GIVEN ENTRIES:

▼

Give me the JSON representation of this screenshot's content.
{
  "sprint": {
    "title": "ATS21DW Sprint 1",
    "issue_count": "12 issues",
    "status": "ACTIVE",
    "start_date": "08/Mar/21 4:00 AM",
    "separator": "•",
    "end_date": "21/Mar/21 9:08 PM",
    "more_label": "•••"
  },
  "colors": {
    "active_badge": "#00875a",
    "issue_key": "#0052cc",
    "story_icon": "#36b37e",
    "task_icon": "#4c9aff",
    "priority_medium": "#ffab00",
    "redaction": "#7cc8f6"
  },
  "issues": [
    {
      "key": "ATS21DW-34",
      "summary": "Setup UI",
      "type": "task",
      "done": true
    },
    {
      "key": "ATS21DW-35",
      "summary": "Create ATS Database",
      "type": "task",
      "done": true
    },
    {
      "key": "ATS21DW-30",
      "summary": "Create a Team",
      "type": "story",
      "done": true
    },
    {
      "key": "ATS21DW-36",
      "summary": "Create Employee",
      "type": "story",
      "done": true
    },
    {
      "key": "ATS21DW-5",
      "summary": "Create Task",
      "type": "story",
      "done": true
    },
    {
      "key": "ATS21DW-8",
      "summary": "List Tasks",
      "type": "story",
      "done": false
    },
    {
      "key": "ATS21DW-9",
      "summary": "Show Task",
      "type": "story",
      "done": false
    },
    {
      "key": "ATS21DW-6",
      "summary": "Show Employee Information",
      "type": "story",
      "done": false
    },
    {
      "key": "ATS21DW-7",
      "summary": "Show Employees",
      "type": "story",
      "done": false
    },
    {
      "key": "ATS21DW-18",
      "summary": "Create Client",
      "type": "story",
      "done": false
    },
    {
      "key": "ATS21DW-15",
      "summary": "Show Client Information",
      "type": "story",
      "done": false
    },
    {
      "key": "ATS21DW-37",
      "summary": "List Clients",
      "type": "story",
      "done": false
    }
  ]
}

▲

REQUIREMENT: Copy down the material exactly as written.

EXPECTED ANSWER:
Give me the JSON representation of this screenshot's content.
{
  "sprint": {
    "title": "ATS21DW Sprint 1",
    "issue_count": "12 issues",
    "status": "ACTIVE",
    "start_date": "08/Mar/21 4:00 AM",
    "separator": "•",
    "end_date": "21/Mar/21 9:08 PM",
    "more_label": "•••"
  },
  "colors": {
    "active_badge": "#00875a",
    "issue_key": "#0052cc",
    "story_icon": "#36b37e",
    "task_icon": "#4c9aff",
    "priority_medium": "#ffab00",
    "redaction": "#7cc8f6"
  },
  "issues": [
    {
      "key": "ATS21DW-34",
      "summary": "Setup UI",
      "type": "task",
      "done": true
    },
    {
      "key": "ATS21DW-35",
      "summary": "Create ATS Database",
      "type": "task",
      "done": true
    },
    {
      "key": "ATS21DW-30",
      "summary": "Create a Team",
      "type": "story",
      "done": true
    },
    {
      "key": "ATS21DW-36",
      "summary": "Create Employee",
      "type": "story",
      "done": true
    },
    {
      "key": "ATS21DW-5",
      "summary": "Create Task",
      "type": "story",
      "done": true
    },
    {
      "key": "ATS21DW-8",
      "summary": "List Tasks",
      "type": "story",
      "done": false
    },
    {
      "key": "ATS21DW-9",
      "summary": "Show Task",
      "type": "story",
      "done": false
    },
    {
      "key": "ATS21DW-6",
      "summary": "Show Employee Information",
      "type": "story",
      "done": false
    },
    {
      "key": "ATS21DW-7",
      "summary": "Show Employees",
      "type": "story",
      "done": false
    },
    {
      "key": "ATS21DW-18",
      "summary": "Create Client",
      "type": "story",
      "done": false
    },
    {
      "key": "ATS21DW-15",
      "summary": "Show Client Information",
      "type": "story",
      "done": false
    },
    {
      "key": "ATS21DW-37",
      "summary": "List Clients",
      "type": "story",
      "done": false
    }
  ]
}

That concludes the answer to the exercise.